----- Given data

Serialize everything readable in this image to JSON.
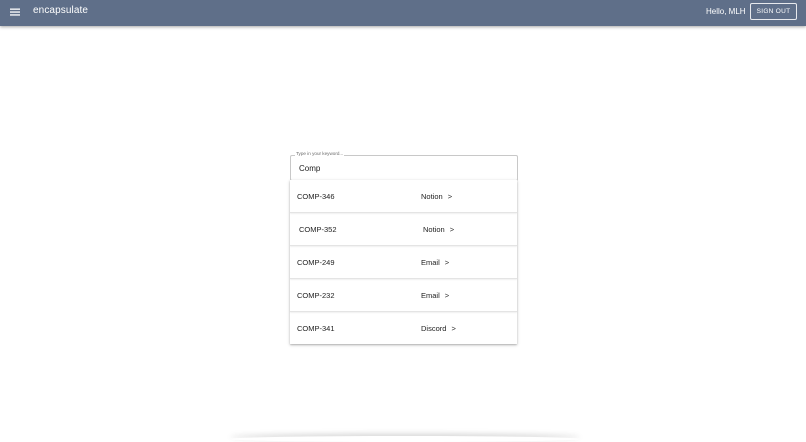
{
  "appbar": {
    "menu_icon": "hamburger-menu-icon",
    "brand": "encapsulate",
    "greeting": "Hello, MLH",
    "signout_label": "SIGN OUT",
    "background_color": "#5f6f89"
  },
  "search": {
    "label": "Type in your keyword...",
    "value": "Comp"
  },
  "results": [
    {
      "id": "COMP-346",
      "source": "Notion",
      "chevron": ">"
    },
    {
      "id": "COMP-352",
      "source": "Notion",
      "chevron": ">"
    },
    {
      "id": "COMP-249",
      "source": "Email",
      "chevron": ">"
    },
    {
      "id": "COMP-232",
      "source": "Email",
      "chevron": ">"
    },
    {
      "id": "COMP-341",
      "source": "Discord",
      "chevron": ">"
    }
  ]
}
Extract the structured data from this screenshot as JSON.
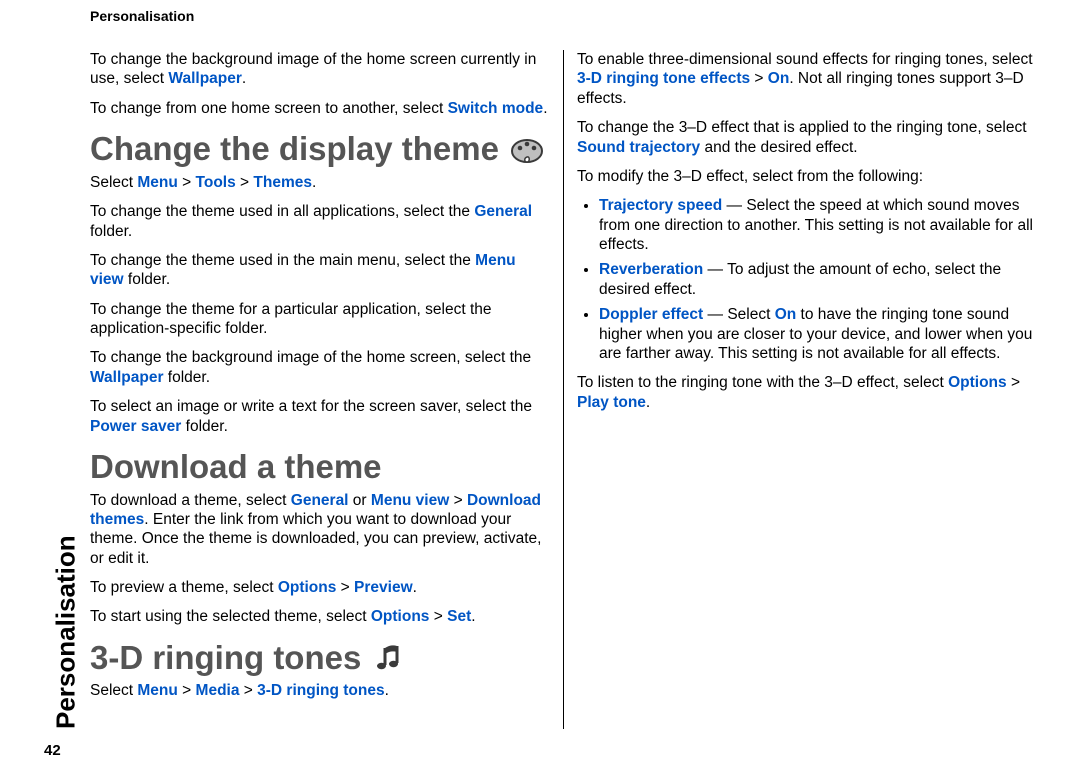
{
  "header": "Personalisation",
  "side_tab": "Personalisation",
  "page_number": "42",
  "intro": {
    "p1a": "To change the background image of the home screen currently in use, select ",
    "p1_link": "Wallpaper",
    "p1b": ".",
    "p2a": "To change from one home screen to another, select ",
    "p2_link": "Switch mode",
    "p2b": "."
  },
  "h1": "Change the display theme",
  "s1": {
    "p1a": "Select ",
    "p1_l1": "Menu",
    "p1_sep": " > ",
    "p1_l2": "Tools",
    "p1_l3": "Themes",
    "p1b": ".",
    "p2a": "To change the theme used in all applications, select the ",
    "p2_l": "General",
    "p2b": " folder.",
    "p3a": "To change the theme used in the main menu, select the ",
    "p3_l": "Menu view",
    "p3b": " folder.",
    "p4": "To change the theme for a particular application, select the application-specific folder.",
    "p5a": "To change the background image of the home screen, select the ",
    "p5_l": "Wallpaper",
    "p5b": " folder.",
    "p6a": "To select an image or write a text for the screen saver, select the ",
    "p6_l": "Power saver",
    "p6b": " folder."
  },
  "h2": "Download a theme",
  "s2": {
    "p1a": "To download a theme, select ",
    "p1_l1": "General",
    "p1_mid": " or ",
    "p1_l2": "Menu view",
    "p1_sep": " > ",
    "p1_l3": "Download themes",
    "p1b": ". Enter the link from which you want to download your theme. Once the theme is downloaded, you can preview, activate, or edit it.",
    "p2a": "To preview a theme, select ",
    "p2_l1": "Options",
    "p2_sep": " > ",
    "p2_l2": "Preview",
    "p2b": ".",
    "p3a": "To start using the selected theme, select ",
    "p3_l1": "Options",
    "p3_sep": " > ",
    "p3_l2": "Set",
    "p3b": "."
  },
  "h3": "3-D ringing tones",
  "s3": {
    "p1a": "Select ",
    "p1_l1": "Menu",
    "p1_sep": " > ",
    "p1_l2": "Media",
    "p1_l3": "3-D ringing tones",
    "p1b": ".",
    "p2a": "To enable three-dimensional sound effects for ringing tones, select ",
    "p2_l1": "3-D ringing tone effects",
    "p2_sep": " > ",
    "p2_l2": "On",
    "p2b": ". Not all ringing tones support 3–D effects.",
    "p3a": "To change the 3–D effect that is applied to the ringing tone, select ",
    "p3_l": "Sound trajectory",
    "p3b": " and the desired effect.",
    "p4": "To modify the 3–D effect, select from the following:",
    "li1_l": "Trajectory speed",
    "li1_b": " — Select the speed at which sound moves from one direction to another. This setting is not available for all effects.",
    "li2_l": "Reverberation",
    "li2_b": " — To adjust the amount of echo, select the desired effect.",
    "li3_l": "Doppler effect",
    "li3_mid": " — Select ",
    "li3_l2": "On",
    "li3_b": " to have the ringing tone sound higher when you are closer to your device, and lower when you are farther away. This setting is not available for all effects.",
    "p5a": "To listen to the ringing tone with the 3–D effect, select ",
    "p5_l1": "Options",
    "p5_sep": " > ",
    "p5_l2": "Play tone",
    "p5b": "."
  }
}
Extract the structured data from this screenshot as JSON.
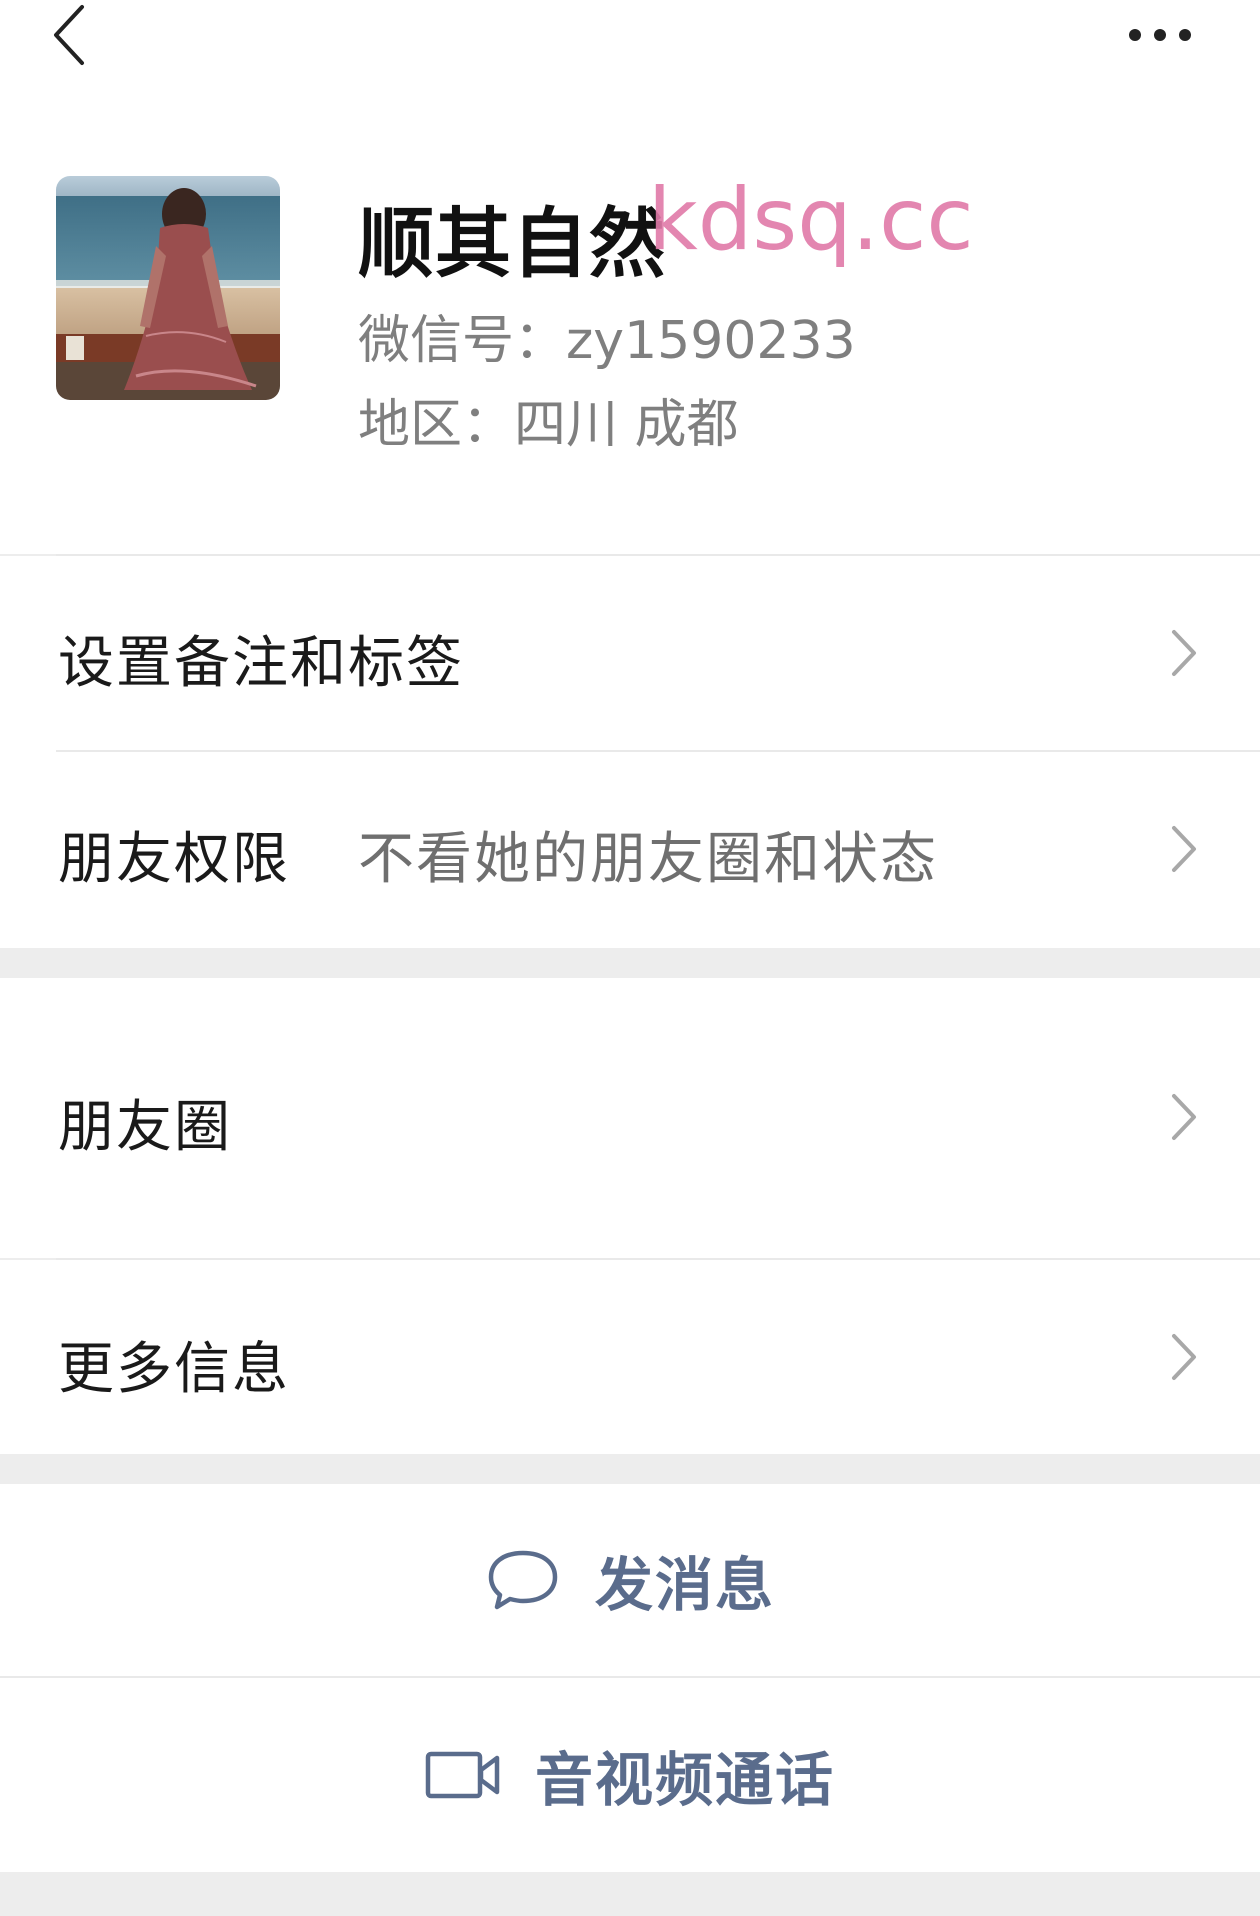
{
  "header": {
    "back_icon": "chevron-left-icon",
    "more_icon": "more-horizontal-icon"
  },
  "profile": {
    "name": "顺其自然",
    "watermark": "kdsq.cc",
    "wechat_id": "微信号：zy1590233",
    "region": "地区：四川  成都"
  },
  "rows": {
    "remark": {
      "label": "设置备注和标签"
    },
    "permission": {
      "label": "朋友权限",
      "value": "不看她的朋友圈和状态"
    },
    "moments": {
      "label": "朋友圈"
    },
    "more_info": {
      "label": "更多信息"
    }
  },
  "actions": {
    "message": {
      "label": "发消息",
      "icon": "chat-bubble-icon"
    },
    "call": {
      "label": "音视频通话",
      "icon": "video-camera-icon"
    }
  },
  "colors": {
    "background": "#ededed",
    "card": "#ffffff",
    "action_text": "#5a6c8c",
    "secondary_text": "#7f7f7f",
    "watermark": "#e07aa8"
  }
}
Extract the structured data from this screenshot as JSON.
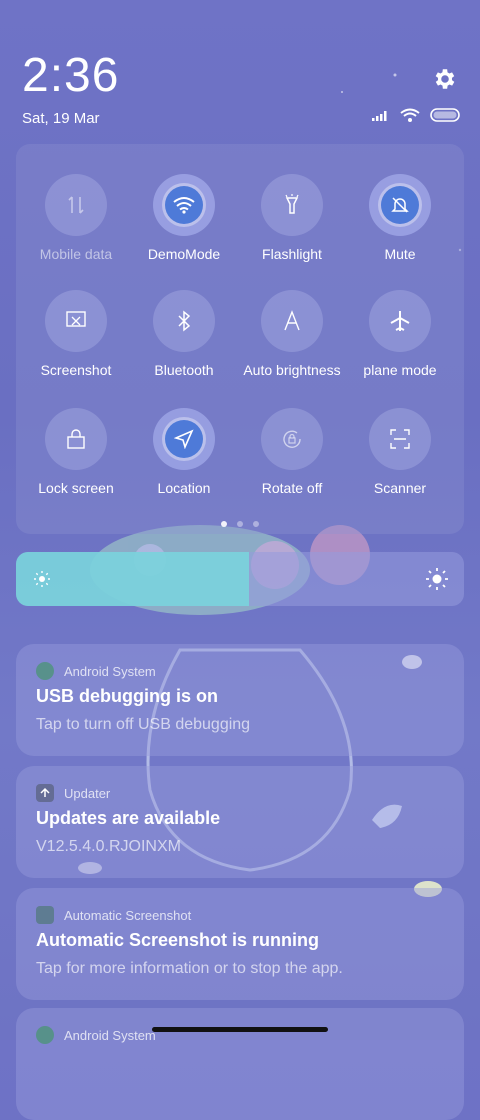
{
  "status": {
    "time": "2:36",
    "date": "Sat, 19 Mar"
  },
  "quick_tiles": [
    {
      "label": "Mobile data",
      "icon": "mobile-data-icon",
      "active": false
    },
    {
      "label": "DemoMode",
      "icon": "wifi-icon",
      "active": true
    },
    {
      "label": "Flashlight",
      "icon": "flashlight-icon",
      "active": false
    },
    {
      "label": "Mute",
      "icon": "mute-icon",
      "active": true
    },
    {
      "label": "Screenshot",
      "icon": "screenshot-icon",
      "active": false
    },
    {
      "label": "Bluetooth",
      "icon": "bluetooth-icon",
      "active": false
    },
    {
      "label": "Auto brightness",
      "icon": "auto-brightness-icon",
      "active": false
    },
    {
      "label": "plane mode",
      "icon": "airplane-icon",
      "active": false
    },
    {
      "label": "Lock screen",
      "icon": "lock-icon",
      "active": false
    },
    {
      "label": "Location",
      "icon": "location-icon",
      "active": true
    },
    {
      "label": "Rotate off",
      "icon": "rotate-lock-icon",
      "active": false
    },
    {
      "label": "Scanner",
      "icon": "scanner-icon",
      "active": false
    }
  ],
  "brightness": {
    "level": 0.52
  },
  "notifications": [
    {
      "app": "Android System",
      "title": "USB debugging is on",
      "text": "Tap to turn off USB debugging"
    },
    {
      "app": "Updater",
      "title": "Updates are available",
      "text": "V12.5.4.0.RJOINXM"
    },
    {
      "app": "Automatic Screenshot",
      "title": "Automatic Screenshot is running",
      "text": "Tap for more information or to stop the app."
    },
    {
      "app": "Android System",
      "title": "",
      "text": ""
    }
  ],
  "colors": {
    "accent": "#4e7ad8",
    "brightness_fill": "#78d7dc"
  }
}
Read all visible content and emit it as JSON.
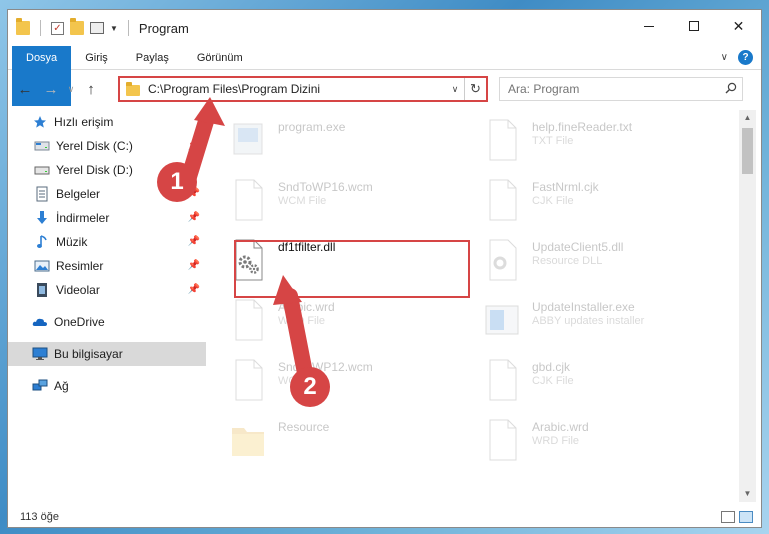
{
  "window": {
    "title": "Program",
    "controls": {
      "minimize": "minimize",
      "maximize": "maximize",
      "close": "✕"
    }
  },
  "ribbon": {
    "tabs": [
      {
        "label": "Dosya",
        "active": true
      },
      {
        "label": "Giriş"
      },
      {
        "label": "Paylaş"
      },
      {
        "label": "Görünüm"
      }
    ],
    "help": "?"
  },
  "nav": {
    "back": "←",
    "forward": "→",
    "recent": "∨",
    "up": "↑",
    "address": "C:\\Program Files\\Program Dizini",
    "search_placeholder": "Ara: Program"
  },
  "sidebar": {
    "items": [
      {
        "label": "Hızlı erişim",
        "icon": "star-icon",
        "section": true
      },
      {
        "label": "Yerel Disk (C:)",
        "icon": "drive-icon",
        "pinned": true
      },
      {
        "label": "Yerel Disk (D:)",
        "icon": "drive-icon",
        "pinned": true
      },
      {
        "label": "Belgeler",
        "icon": "documents-icon",
        "pinned": true
      },
      {
        "label": "İndirmeler",
        "icon": "downloads-icon",
        "pinned": true
      },
      {
        "label": "Müzik",
        "icon": "music-icon",
        "pinned": true
      },
      {
        "label": "Resimler",
        "icon": "pictures-icon",
        "pinned": true
      },
      {
        "label": "Videolar",
        "icon": "videos-icon",
        "pinned": true
      },
      {
        "label": "OneDrive",
        "icon": "cloud-icon",
        "section": true
      },
      {
        "label": "Bu bilgisayar",
        "icon": "computer-icon",
        "section": true,
        "selected": true
      },
      {
        "label": "Ağ",
        "icon": "network-icon",
        "section": true
      }
    ]
  },
  "files": {
    "left": [
      {
        "name": "program.exe",
        "type": "",
        "kind": "exe",
        "faded": true
      },
      {
        "name": "SndToWP16.wcm",
        "type": "WCM File",
        "kind": "doc",
        "faded": true
      },
      {
        "name": "df1tfilter.dll",
        "type": "",
        "kind": "dll",
        "faded": false
      },
      {
        "name": "Arabic.wrd",
        "type": "WRD File",
        "kind": "doc",
        "faded": true
      },
      {
        "name": "SndToWP12.wcm",
        "type": "WCM File",
        "kind": "doc",
        "faded": true
      },
      {
        "name": "Resource",
        "type": "",
        "kind": "folder",
        "faded": true
      }
    ],
    "right": [
      {
        "name": "help.fineReader.txt",
        "type": "TXT File",
        "kind": "doc",
        "faded": true
      },
      {
        "name": "FastNrml.cjk",
        "type": "CJK File",
        "kind": "doc",
        "faded": true
      },
      {
        "name": "UpdateClient5.dll",
        "type": "Resource DLL",
        "kind": "dll",
        "faded": true
      },
      {
        "name": "UpdateInstaller.exe",
        "type": "ABBY updates installer",
        "kind": "installer",
        "faded": true
      },
      {
        "name": "gbd.cjk",
        "type": "CJK File",
        "kind": "doc",
        "faded": true
      },
      {
        "name": "Arabic.wrd",
        "type": "WRD File",
        "kind": "doc",
        "faded": true
      }
    ]
  },
  "status": {
    "count": "113 öğe"
  },
  "annotations": {
    "step1": "1",
    "step2": "2",
    "color": "#d64545"
  },
  "colors": {
    "accent": "#1979ca",
    "highlight": "#d64545"
  }
}
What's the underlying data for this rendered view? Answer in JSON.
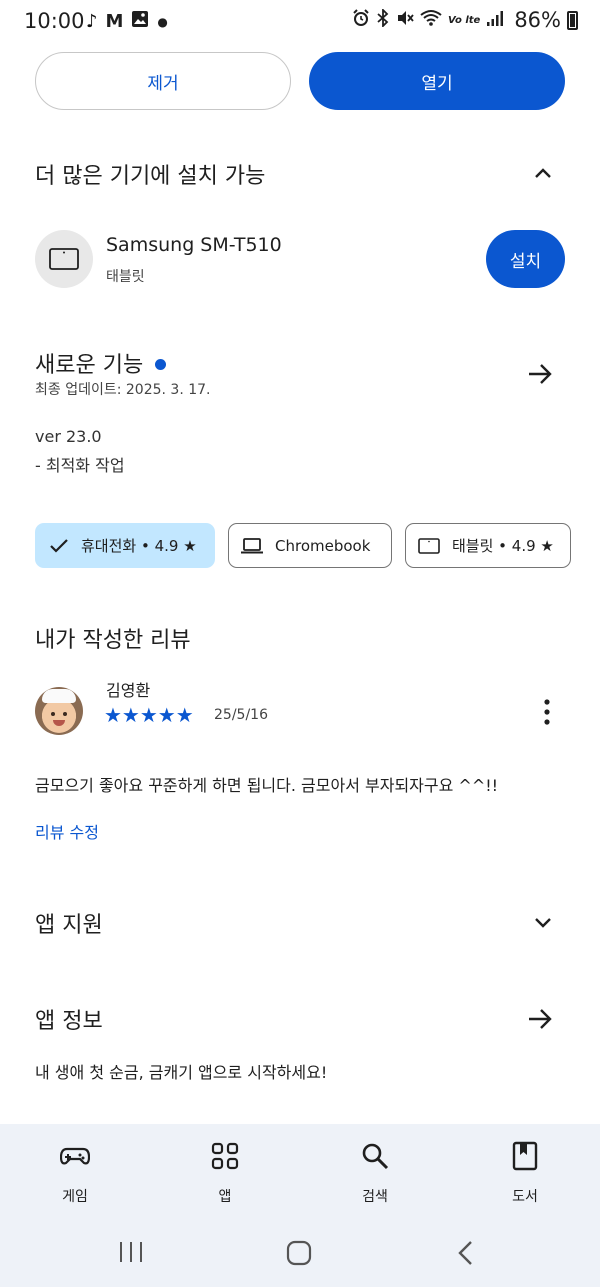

----------

● What the task asks
Find the lines above that contain the word "desired" and collect them.

● Expected answer
    "p3b": " and the desired effect.",
    "li2_b": " — To adjust the amount of echo, select the desired effect.",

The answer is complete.